> Stated problem: State the number of lines that contain "septiembre", with no other text.

> Exercise inputs:
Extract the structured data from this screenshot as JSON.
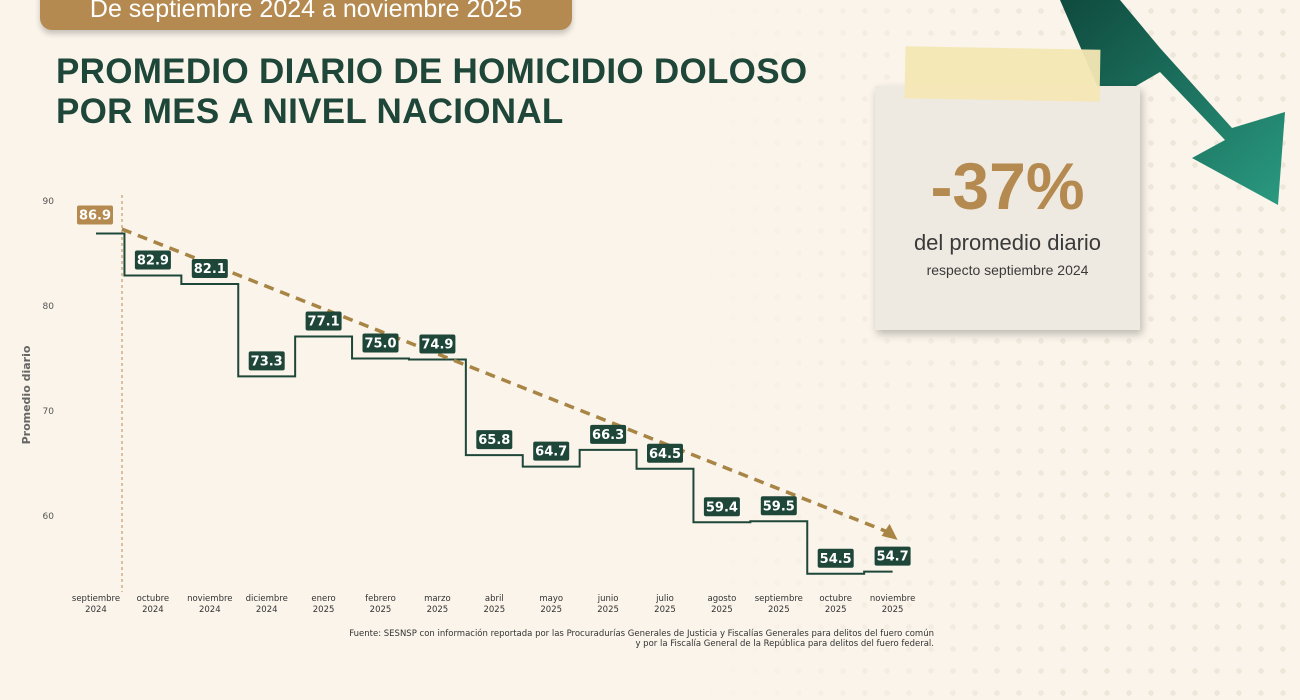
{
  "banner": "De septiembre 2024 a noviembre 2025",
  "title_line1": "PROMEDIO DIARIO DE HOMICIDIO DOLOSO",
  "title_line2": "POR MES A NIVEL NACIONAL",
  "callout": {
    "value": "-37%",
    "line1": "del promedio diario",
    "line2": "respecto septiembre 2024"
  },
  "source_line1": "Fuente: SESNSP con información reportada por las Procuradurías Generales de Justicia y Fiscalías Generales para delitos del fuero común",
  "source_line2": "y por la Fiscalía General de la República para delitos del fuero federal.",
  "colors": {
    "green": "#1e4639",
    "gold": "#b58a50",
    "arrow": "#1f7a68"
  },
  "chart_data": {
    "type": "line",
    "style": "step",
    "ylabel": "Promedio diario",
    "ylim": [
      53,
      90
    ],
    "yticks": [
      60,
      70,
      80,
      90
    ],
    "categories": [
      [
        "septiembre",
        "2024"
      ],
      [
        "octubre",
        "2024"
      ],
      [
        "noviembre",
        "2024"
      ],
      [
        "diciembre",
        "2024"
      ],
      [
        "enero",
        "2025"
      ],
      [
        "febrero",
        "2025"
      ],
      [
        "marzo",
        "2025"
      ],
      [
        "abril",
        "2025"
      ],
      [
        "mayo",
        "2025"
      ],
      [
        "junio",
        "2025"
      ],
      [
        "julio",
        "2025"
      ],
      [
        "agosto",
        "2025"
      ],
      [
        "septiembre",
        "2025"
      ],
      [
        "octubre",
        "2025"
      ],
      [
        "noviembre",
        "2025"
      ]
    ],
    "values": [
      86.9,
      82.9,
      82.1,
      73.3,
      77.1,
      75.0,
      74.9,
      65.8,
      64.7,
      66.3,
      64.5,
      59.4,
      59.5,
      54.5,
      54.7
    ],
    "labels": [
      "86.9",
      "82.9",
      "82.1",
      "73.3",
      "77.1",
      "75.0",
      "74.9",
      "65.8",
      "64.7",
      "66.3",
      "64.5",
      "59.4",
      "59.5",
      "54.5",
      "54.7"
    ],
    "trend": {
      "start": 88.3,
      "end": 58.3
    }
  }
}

* * *

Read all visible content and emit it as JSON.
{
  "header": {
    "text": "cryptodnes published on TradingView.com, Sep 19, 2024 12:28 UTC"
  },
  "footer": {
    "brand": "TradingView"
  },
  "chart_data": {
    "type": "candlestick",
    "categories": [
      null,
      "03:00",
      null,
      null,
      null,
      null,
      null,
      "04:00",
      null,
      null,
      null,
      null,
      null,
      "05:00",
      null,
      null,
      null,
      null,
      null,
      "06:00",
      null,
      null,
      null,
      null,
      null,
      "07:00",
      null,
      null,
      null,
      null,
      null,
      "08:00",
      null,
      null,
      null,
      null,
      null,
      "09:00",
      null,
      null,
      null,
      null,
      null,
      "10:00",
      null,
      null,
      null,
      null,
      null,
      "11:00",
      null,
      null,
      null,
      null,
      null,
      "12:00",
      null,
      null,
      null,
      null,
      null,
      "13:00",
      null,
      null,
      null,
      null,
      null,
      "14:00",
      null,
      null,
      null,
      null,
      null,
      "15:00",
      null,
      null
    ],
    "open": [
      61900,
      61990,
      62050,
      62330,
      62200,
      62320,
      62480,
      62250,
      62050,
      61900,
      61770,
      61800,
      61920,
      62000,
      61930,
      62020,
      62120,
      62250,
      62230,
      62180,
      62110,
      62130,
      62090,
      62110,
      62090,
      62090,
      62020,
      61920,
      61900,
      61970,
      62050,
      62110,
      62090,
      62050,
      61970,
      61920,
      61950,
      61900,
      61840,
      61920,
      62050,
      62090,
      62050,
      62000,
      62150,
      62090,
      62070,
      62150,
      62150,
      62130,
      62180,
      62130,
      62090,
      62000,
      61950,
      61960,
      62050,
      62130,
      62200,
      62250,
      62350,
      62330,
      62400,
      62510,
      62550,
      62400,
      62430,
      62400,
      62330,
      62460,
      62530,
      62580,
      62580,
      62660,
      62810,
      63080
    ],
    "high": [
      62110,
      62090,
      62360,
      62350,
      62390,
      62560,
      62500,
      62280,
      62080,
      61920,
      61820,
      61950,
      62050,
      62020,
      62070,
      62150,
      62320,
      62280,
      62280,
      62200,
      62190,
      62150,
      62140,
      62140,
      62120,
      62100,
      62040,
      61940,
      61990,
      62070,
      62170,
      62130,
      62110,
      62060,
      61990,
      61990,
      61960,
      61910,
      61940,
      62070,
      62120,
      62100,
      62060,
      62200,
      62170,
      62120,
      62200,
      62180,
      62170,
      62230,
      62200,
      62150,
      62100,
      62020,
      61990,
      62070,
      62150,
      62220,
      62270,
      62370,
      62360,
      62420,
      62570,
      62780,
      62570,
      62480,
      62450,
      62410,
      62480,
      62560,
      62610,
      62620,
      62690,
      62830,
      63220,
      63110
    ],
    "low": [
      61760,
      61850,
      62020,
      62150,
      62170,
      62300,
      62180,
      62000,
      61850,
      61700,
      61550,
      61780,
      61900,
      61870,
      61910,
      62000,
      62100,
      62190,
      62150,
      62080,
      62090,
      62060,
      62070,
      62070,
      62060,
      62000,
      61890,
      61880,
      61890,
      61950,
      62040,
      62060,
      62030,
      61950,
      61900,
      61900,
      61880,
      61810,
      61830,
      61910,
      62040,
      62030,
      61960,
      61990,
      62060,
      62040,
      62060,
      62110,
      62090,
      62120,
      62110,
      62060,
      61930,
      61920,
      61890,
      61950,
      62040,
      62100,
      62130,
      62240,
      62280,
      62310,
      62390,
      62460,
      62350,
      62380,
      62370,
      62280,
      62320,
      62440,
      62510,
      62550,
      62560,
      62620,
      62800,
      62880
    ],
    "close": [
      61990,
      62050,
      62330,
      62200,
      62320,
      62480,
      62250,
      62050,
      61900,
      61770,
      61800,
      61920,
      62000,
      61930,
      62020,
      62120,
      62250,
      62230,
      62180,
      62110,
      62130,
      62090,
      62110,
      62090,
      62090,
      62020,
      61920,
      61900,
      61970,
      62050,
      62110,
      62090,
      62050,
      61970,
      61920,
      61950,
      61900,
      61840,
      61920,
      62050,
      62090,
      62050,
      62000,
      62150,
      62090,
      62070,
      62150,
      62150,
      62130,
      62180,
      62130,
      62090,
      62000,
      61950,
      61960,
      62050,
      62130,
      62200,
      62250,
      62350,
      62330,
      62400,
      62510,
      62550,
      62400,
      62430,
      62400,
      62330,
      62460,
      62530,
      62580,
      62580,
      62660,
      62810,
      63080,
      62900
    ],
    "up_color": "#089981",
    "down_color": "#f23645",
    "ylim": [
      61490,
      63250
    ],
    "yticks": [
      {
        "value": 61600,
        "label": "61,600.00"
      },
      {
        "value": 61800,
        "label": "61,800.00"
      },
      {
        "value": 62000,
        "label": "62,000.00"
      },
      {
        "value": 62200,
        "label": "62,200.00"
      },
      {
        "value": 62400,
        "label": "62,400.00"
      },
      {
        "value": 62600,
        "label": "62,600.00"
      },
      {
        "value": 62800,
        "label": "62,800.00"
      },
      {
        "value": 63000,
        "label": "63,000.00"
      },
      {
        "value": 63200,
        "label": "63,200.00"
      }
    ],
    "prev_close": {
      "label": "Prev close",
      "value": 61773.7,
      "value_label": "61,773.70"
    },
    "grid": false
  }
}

> Written solution: 4